(Collected data)
══════

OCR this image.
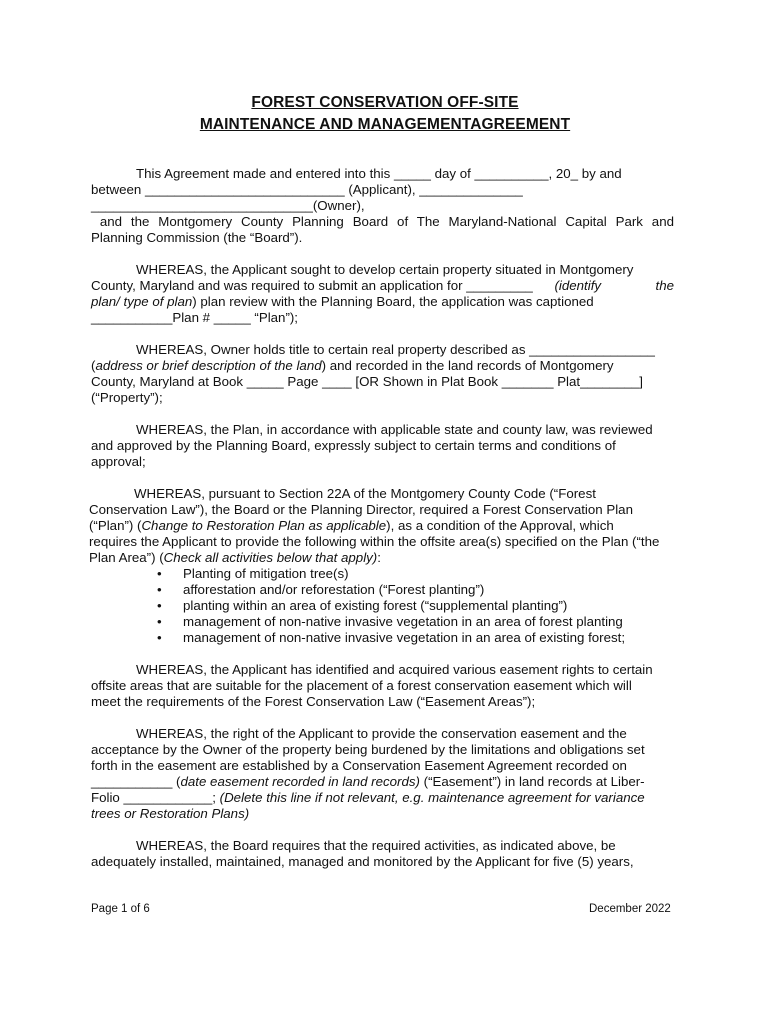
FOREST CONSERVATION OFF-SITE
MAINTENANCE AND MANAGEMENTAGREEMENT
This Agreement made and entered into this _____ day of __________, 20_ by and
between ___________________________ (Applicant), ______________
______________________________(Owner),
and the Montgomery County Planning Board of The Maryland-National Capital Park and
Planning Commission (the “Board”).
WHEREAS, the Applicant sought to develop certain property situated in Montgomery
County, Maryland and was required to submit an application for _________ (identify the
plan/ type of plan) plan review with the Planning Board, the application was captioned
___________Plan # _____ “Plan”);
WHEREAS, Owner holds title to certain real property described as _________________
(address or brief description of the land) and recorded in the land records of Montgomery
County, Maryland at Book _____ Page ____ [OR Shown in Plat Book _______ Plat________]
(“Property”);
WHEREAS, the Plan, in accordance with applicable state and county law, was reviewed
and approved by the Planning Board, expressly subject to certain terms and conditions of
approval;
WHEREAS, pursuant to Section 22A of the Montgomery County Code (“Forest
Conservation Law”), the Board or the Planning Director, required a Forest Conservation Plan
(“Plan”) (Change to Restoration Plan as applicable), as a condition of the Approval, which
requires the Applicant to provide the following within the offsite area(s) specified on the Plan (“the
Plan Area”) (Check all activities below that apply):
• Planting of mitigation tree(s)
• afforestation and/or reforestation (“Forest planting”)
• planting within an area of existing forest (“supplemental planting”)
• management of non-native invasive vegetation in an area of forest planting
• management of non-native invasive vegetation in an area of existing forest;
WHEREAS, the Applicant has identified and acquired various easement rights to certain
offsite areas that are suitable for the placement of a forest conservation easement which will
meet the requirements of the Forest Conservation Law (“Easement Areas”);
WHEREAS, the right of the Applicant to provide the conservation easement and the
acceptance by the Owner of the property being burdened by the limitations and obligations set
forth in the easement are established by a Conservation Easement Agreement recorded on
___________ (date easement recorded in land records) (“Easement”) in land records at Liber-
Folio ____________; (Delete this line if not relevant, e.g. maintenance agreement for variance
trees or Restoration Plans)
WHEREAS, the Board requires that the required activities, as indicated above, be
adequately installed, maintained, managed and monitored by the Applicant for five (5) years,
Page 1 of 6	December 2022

══════

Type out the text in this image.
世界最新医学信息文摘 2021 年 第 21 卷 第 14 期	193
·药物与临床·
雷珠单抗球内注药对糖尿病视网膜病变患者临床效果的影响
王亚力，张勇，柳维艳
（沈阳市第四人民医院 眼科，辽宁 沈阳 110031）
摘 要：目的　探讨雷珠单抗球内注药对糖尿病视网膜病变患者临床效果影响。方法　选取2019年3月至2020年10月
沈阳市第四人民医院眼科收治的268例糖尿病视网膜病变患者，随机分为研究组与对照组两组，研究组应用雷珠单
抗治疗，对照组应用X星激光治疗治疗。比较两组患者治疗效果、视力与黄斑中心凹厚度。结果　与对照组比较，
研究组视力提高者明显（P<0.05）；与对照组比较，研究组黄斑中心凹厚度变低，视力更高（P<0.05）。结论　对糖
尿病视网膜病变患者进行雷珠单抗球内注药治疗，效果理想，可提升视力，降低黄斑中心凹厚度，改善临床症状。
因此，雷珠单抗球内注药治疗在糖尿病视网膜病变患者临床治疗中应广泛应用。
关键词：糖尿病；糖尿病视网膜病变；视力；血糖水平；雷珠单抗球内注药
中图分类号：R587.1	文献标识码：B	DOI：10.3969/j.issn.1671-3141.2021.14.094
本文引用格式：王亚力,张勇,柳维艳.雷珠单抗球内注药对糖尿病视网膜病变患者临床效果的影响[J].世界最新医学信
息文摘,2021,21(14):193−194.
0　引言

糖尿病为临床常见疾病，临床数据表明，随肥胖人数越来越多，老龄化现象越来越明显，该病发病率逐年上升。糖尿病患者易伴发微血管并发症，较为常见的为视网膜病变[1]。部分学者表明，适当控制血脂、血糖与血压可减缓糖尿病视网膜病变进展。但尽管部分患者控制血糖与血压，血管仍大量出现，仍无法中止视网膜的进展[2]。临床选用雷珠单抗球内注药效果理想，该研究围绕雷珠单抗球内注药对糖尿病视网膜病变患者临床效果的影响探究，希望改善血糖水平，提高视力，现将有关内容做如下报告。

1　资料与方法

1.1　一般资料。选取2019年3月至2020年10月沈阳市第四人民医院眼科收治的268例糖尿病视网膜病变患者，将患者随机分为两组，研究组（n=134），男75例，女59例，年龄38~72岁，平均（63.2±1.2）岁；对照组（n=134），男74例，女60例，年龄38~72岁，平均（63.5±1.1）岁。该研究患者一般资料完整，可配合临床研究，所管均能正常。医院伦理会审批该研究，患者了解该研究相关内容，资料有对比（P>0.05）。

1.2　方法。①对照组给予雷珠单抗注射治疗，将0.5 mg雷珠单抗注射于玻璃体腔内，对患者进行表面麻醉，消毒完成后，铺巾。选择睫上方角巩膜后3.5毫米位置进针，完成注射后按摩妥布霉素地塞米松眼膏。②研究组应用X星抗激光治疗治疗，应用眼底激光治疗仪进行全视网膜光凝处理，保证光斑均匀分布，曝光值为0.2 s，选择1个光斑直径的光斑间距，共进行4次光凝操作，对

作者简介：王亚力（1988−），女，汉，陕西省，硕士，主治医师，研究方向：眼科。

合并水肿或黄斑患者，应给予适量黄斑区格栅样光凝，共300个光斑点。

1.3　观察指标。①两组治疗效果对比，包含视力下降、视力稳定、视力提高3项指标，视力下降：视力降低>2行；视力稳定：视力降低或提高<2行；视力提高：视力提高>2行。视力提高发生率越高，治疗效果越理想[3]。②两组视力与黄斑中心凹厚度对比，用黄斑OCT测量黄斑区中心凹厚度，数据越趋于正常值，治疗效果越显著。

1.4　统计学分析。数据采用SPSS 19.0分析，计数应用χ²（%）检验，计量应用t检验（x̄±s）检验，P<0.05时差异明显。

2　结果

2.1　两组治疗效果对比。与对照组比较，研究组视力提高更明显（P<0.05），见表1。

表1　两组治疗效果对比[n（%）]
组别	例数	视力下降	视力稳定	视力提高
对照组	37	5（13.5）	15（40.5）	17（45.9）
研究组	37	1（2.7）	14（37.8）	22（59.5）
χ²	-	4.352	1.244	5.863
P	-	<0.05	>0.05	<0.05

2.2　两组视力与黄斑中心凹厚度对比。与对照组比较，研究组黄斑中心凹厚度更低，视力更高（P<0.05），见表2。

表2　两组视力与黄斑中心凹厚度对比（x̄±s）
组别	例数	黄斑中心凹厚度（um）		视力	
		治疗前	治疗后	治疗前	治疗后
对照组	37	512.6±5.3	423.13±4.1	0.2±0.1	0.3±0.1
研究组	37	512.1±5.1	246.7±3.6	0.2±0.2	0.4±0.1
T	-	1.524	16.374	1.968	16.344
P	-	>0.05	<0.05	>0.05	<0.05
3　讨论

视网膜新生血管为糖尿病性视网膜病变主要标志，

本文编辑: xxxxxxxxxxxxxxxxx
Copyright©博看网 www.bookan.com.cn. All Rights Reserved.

══════

**DESCRIPTION OF THE TASK:** Count how many lines above contain the word "existing". Reply with the number alone.

**RESULT:** 2